▶ **Record set**
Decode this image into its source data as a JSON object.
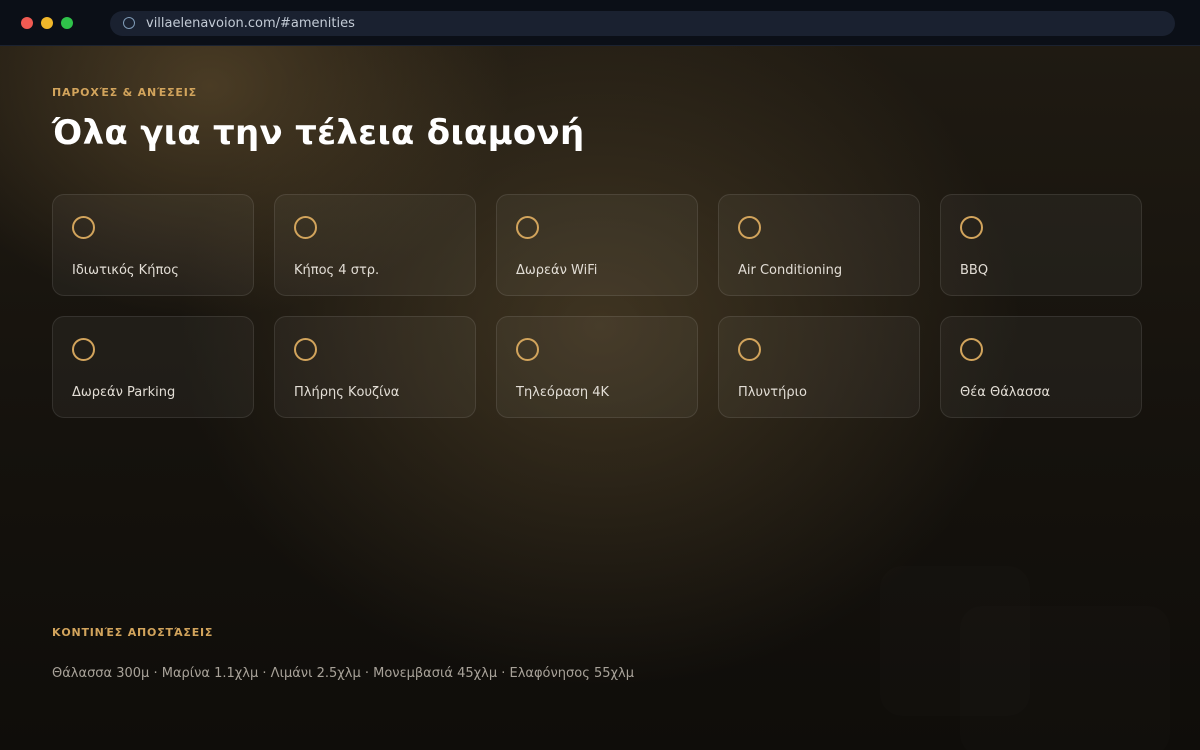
{
  "browser": {
    "url": "villaelenavoion.com/#amenities"
  },
  "amenities_section": {
    "eyebrow": "ΠΑΡΟΧΈΣ & ΑΝΈΣΕΙΣ",
    "title": "Όλα για την τέλεια διαμονή",
    "items": [
      {
        "label": "Ιδιωτικός Κήπος",
        "icon": "circle-icon"
      },
      {
        "label": "Κήπος 4 στρ.",
        "icon": "circle-icon"
      },
      {
        "label": "Δωρεάν WiFi",
        "icon": "circle-icon"
      },
      {
        "label": "Air Conditioning",
        "icon": "circle-icon"
      },
      {
        "label": "BBQ",
        "icon": "circle-icon"
      },
      {
        "label": "Δωρεάν Parking",
        "icon": "circle-icon"
      },
      {
        "label": "Πλήρης Κουζίνα",
        "icon": "circle-icon"
      },
      {
        "label": "Τηλεόραση 4K",
        "icon": "circle-icon"
      },
      {
        "label": "Πλυντήριο",
        "icon": "circle-icon"
      },
      {
        "label": "Θέα Θάλασσα",
        "icon": "circle-icon"
      }
    ]
  },
  "distances_section": {
    "eyebrow": "ΚΟΝΤΙΝΈΣ ΑΠΟΣΤΆΣΕΙΣ",
    "text": "Θάλασσα 300μ · Μαρίνα 1.1χλμ · Λιμάνι 2.5χλμ · Μονεμβασιά 45χλμ · Ελαφόνησος 55χλμ"
  },
  "colors": {
    "accent": "#d2a45c",
    "background": "#15120d",
    "title": "#ffffff"
  }
}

▶ **Work to be completed**
Output all of the data exactly as it stands, minus any images.

▶ **Task result**
Decode this image into its source data as a JSON object.
{
  "browser": {
    "url": "villaelenavoion.com/#amenities"
  },
  "amenities_section": {
    "eyebrow": "ΠΑΡΟΧΈΣ & ΑΝΈΣΕΙΣ",
    "title": "Όλα για την τέλεια διαμονή",
    "items": [
      {
        "label": "Ιδιωτικός Κήπος",
        "icon": "circle-icon"
      },
      {
        "label": "Κήπος 4 στρ.",
        "icon": "circle-icon"
      },
      {
        "label": "Δωρεάν WiFi",
        "icon": "circle-icon"
      },
      {
        "label": "Air Conditioning",
        "icon": "circle-icon"
      },
      {
        "label": "BBQ",
        "icon": "circle-icon"
      },
      {
        "label": "Δωρεάν Parking",
        "icon": "circle-icon"
      },
      {
        "label": "Πλήρης Κουζίνα",
        "icon": "circle-icon"
      },
      {
        "label": "Τηλεόραση 4K",
        "icon": "circle-icon"
      },
      {
        "label": "Πλυντήριο",
        "icon": "circle-icon"
      },
      {
        "label": "Θέα Θάλασσα",
        "icon": "circle-icon"
      }
    ]
  },
  "distances_section": {
    "eyebrow": "ΚΟΝΤΙΝΈΣ ΑΠΟΣΤΆΣΕΙΣ",
    "text": "Θάλασσα 300μ · Μαρίνα 1.1χλμ · Λιμάνι 2.5χλμ · Μονεμβασιά 45χλμ · Ελαφόνησος 55χλμ"
  },
  "colors": {
    "accent": "#d2a45c",
    "background": "#15120d",
    "title": "#ffffff"
  }
}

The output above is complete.